WHAT TO WORK ON: Transcribe the data that follows precisely, omitting nothing.

>>>

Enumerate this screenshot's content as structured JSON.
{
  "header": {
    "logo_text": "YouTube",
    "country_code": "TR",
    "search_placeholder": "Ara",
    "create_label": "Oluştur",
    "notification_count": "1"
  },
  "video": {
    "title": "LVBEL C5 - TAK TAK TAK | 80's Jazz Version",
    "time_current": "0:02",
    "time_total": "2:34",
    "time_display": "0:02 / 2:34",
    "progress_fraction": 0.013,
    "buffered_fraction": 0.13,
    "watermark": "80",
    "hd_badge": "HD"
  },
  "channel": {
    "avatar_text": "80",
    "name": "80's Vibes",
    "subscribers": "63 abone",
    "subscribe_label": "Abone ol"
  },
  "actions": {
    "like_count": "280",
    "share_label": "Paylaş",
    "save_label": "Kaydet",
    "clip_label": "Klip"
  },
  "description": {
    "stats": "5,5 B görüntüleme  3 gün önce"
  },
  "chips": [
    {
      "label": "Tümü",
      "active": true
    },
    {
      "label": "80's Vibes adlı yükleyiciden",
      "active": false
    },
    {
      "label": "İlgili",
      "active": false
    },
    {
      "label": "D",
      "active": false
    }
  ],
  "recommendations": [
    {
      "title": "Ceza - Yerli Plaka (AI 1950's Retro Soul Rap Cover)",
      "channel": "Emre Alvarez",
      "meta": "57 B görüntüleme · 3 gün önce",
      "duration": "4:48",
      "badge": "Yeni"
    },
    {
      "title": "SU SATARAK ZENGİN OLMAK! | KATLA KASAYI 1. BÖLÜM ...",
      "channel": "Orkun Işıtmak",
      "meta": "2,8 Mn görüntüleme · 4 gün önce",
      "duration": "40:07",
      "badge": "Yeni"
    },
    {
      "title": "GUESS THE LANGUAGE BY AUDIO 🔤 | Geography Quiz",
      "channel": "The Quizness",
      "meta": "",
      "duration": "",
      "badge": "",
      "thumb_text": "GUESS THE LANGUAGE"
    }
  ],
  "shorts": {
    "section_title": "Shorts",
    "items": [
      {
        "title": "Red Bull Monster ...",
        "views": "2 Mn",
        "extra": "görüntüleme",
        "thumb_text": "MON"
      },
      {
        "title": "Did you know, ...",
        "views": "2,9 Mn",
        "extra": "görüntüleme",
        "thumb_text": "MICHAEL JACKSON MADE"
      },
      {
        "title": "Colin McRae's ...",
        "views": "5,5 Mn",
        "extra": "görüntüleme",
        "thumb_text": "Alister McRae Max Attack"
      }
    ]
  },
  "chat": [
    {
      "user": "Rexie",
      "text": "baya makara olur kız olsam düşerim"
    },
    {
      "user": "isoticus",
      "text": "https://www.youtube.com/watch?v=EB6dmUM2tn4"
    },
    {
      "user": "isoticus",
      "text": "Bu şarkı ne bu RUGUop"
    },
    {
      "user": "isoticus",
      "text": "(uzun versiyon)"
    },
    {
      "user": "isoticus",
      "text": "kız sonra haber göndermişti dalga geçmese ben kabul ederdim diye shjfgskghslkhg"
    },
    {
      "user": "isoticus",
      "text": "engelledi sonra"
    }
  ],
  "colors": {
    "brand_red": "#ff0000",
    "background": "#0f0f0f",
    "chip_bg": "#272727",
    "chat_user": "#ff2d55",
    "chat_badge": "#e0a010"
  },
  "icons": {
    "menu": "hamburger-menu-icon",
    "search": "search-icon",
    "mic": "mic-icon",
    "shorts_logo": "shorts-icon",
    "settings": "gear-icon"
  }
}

<<<

RESULT FOR THIS EXERCISE:
Enumerate this screenshot's content as structured JSON.
{
  "header": {
    "logo_text": "YouTube",
    "country_code": "TR",
    "search_placeholder": "Ara",
    "create_label": "Oluştur",
    "notification_count": "1"
  },
  "video": {
    "title": "LVBEL C5 - TAK TAK TAK | 80's Jazz Version",
    "time_current": "0:02",
    "time_total": "2:34",
    "time_display": "0:02 / 2:34",
    "progress_fraction": 0.013,
    "buffered_fraction": 0.13,
    "watermark": "80",
    "hd_badge": "HD"
  },
  "channel": {
    "avatar_text": "80",
    "name": "80's Vibes",
    "subscribers": "63 abone",
    "subscribe_label": "Abone ol"
  },
  "actions": {
    "like_count": "280",
    "share_label": "Paylaş",
    "save_label": "Kaydet",
    "clip_label": "Klip"
  },
  "description": {
    "stats": "5,5 B görüntüleme  3 gün önce"
  },
  "chips": [
    {
      "label": "Tümü",
      "active": true
    },
    {
      "label": "80's Vibes adlı yükleyiciden",
      "active": false
    },
    {
      "label": "İlgili",
      "active": false
    },
    {
      "label": "D",
      "active": false
    }
  ],
  "recommendations": [
    {
      "title": "Ceza - Yerli Plaka (AI 1950's Retro Soul Rap Cover)",
      "channel": "Emre Alvarez",
      "meta": "57 B görüntüleme · 3 gün önce",
      "duration": "4:48",
      "badge": "Yeni"
    },
    {
      "title": "SU SATARAK ZENGİN OLMAK! | KATLA KASAYI 1. BÖLÜM ...",
      "channel": "Orkun Işıtmak",
      "meta": "2,8 Mn görüntüleme · 4 gün önce",
      "duration": "40:07",
      "badge": "Yeni"
    },
    {
      "title": "GUESS THE LANGUAGE BY AUDIO 🔤 | Geography Quiz",
      "channel": "The Quizness",
      "meta": "",
      "duration": "",
      "badge": "",
      "thumb_text": "GUESS THE LANGUAGE"
    }
  ],
  "shorts": {
    "section_title": "Shorts",
    "items": [
      {
        "title": "Red Bull Monster ...",
        "views": "2 Mn",
        "extra": "görüntüleme",
        "thumb_text": "MON"
      },
      {
        "title": "Did you know, ...",
        "views": "2,9 Mn",
        "extra": "görüntüleme",
        "thumb_text": "MICHAEL JACKSON MADE"
      },
      {
        "title": "Colin McRae's ...",
        "views": "5,5 Mn",
        "extra": "görüntüleme",
        "thumb_text": "Alister McRae Max Attack"
      }
    ]
  },
  "chat": [
    {
      "user": "Rexie",
      "text": "baya makara olur kız olsam düşerim"
    },
    {
      "user": "isoticus",
      "text": "https://www.youtube.com/watch?v=EB6dmUM2tn4"
    },
    {
      "user": "isoticus",
      "text": "Bu şarkı ne bu RUGUop"
    },
    {
      "user": "isoticus",
      "text": "(uzun versiyon)"
    },
    {
      "user": "isoticus",
      "text": "kız sonra haber göndermişti dalga geçmese ben kabul ederdim diye shjfgskghslkhg"
    },
    {
      "user": "isoticus",
      "text": "engelledi sonra"
    }
  ],
  "colors": {
    "brand_red": "#ff0000",
    "background": "#0f0f0f",
    "chip_bg": "#272727",
    "chat_user": "#ff2d55",
    "chat_badge": "#e0a010"
  },
  "icons": {
    "menu": "hamburger-menu-icon",
    "search": "search-icon",
    "mic": "mic-icon",
    "shorts_logo": "shorts-icon",
    "settings": "gear-icon"
  }
}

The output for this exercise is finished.